What is required:
Transcribe each line of the material as it is, and drop any picture.

>> Start Exercise material

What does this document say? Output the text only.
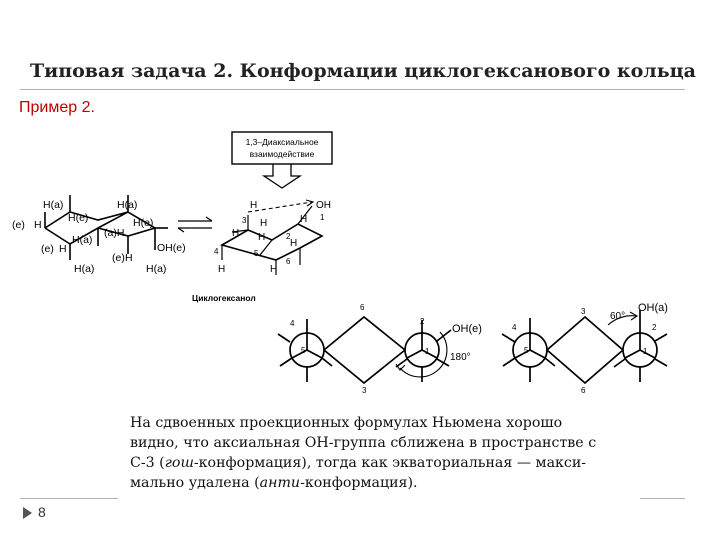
Типовая задача 2. Конформации циклогексанового кольца
Пример 2.
1,3–Диаксиальное
взаимодействие
H(a)	H(a)
H(e)	H(e)
(e)
(e)
H
H
H(a)
(a)H
(e) H
OH(e)
H(a)	H(a)
H	OH
3	1
H	H
H H	2
4	5
6
H
H	H
Циклогексанол
6
4
5
2
1
OH(e)
3
180°
3	OH(a)
60°
4
5
2
1
6
На сдвоенных проекционных формулах Ньюмена хорошо
видно, что аксиальная OH-группа сближена в пространстве с
C-3 (гош-конформация), тогда как экваториальная — макси-
мально удалена (анти-конформация).
8
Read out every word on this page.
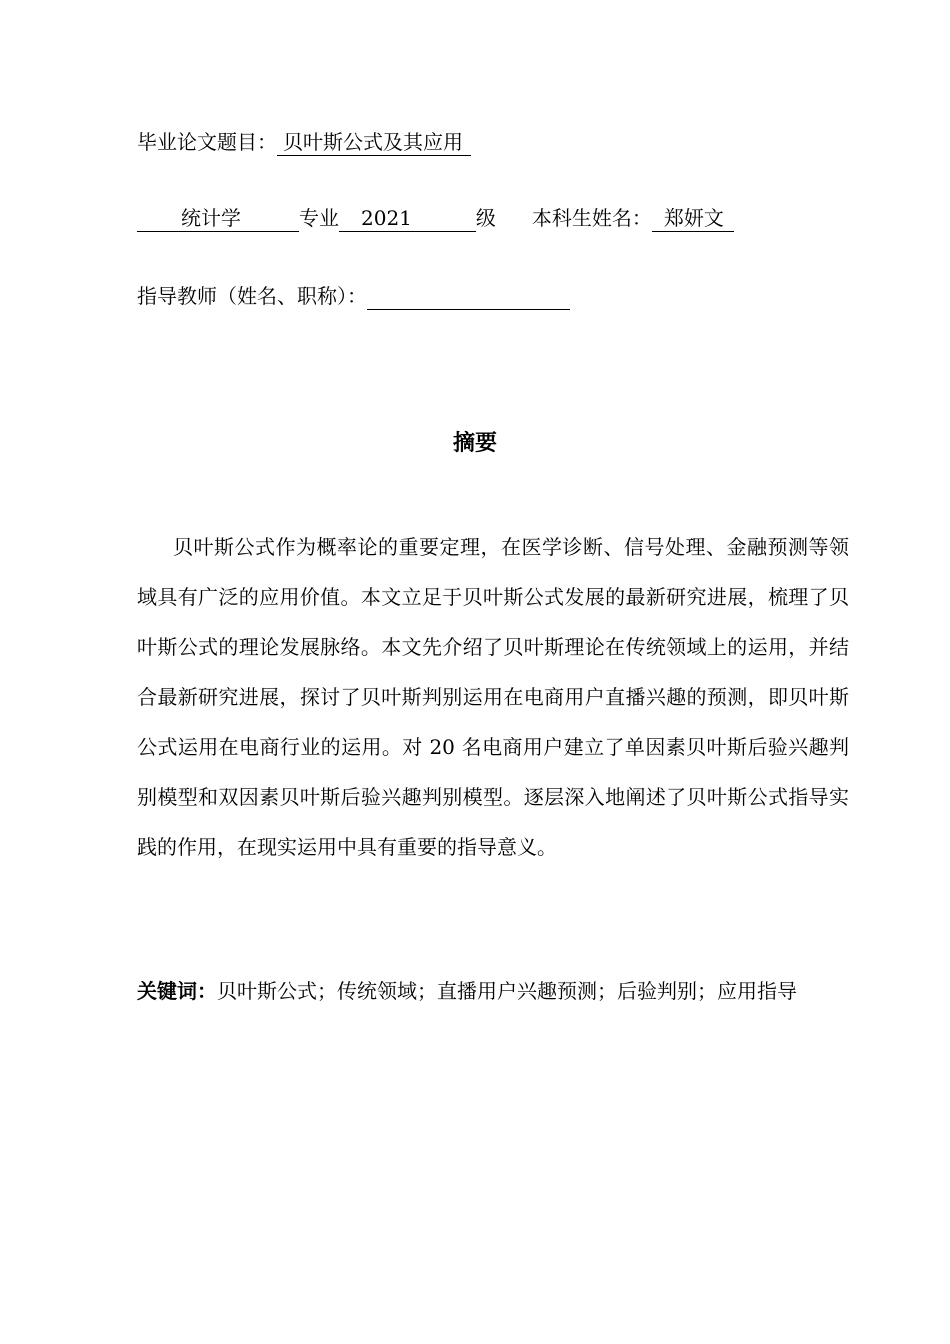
毕业论文题目： 贝叶斯公式及其应用
统计学	专业 2021	级 本科生姓名： 郑妍文
指导教师（姓名、职称）：
摘要
贝叶斯公式作为概率论的重要定理，在医学诊断、信号处理、金融预测等领域具有广泛的应用价值。本文立足于贝叶斯公式发展的最新研究进展，梳理了贝叶斯公式的理论发展脉络。本文先介绍了贝叶斯理论在传统领域上的运用，并结合最新研究进展，探讨了贝叶斯判别运用在电商用户直播兴趣的预测，即贝叶斯公式运用在电商行业的运用。对 20 名电商用户建立了单因素贝叶斯后验兴趣判别模型和双因素贝叶斯后验兴趣判别模型。逐层深入地阐述了贝叶斯公式指导实践的作用，在现实运用中具有重要的指导意义。
关键词：贝叶斯公式；传统领域；直播用户兴趣预测；后验判别；应用指导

>> End Exercise material

Worked answer:
What does this document say? Output the text only.
Типовая задача 2. Конформации циклогексанового кольца
Пример 2.
1,3–Диаксиальное
взаимодействие
H(a)	H(a)
H(e)	H(e)
(e)
(e)
H
H
H(a)
(a)H
(e) H
OH(e)
H(a)	H(a)
H	OH
3	1
H	H
H H	2
4	5
6
H
H	H
Циклогексанол
6
4
5
2
1
OH(e)
3
180°
3	OH(a)
60°
4
5
2
1
6
На сдвоенных проекционных формулах Ньюмена хорошо
видно, что аксиальная OH-группа сближена в пространстве с
C-3 (гош-конформация), тогда как экваториальная — макси-
мально удалена (анти-конформация).
8
Read out every word on this page.
毕业论文题目： 贝叶斯公式及其应用
统计学	专业 2021	级 本科生姓名： 郑妍文
指导教师（姓名、职称）：
摘要
贝叶斯公式作为概率论的重要定理，在医学诊断、信号处理、金融预测等领域具有广泛的应用价值。本文立足于贝叶斯公式发展的最新研究进展，梳理了贝叶斯公式的理论发展脉络。本文先介绍了贝叶斯理论在传统领域上的运用，并结合最新研究进展，探讨了贝叶斯判别运用在电商用户直播兴趣的预测，即贝叶斯公式运用在电商行业的运用。对 20 名电商用户建立了单因素贝叶斯后验兴趣判别模型和双因素贝叶斯后验兴趣判别模型。逐层深入地阐述了贝叶斯公式指导实践的作用，在现实运用中具有重要的指导意义。
关键词：贝叶斯公式；传统领域；直播用户兴趣预测；后验判别；应用指导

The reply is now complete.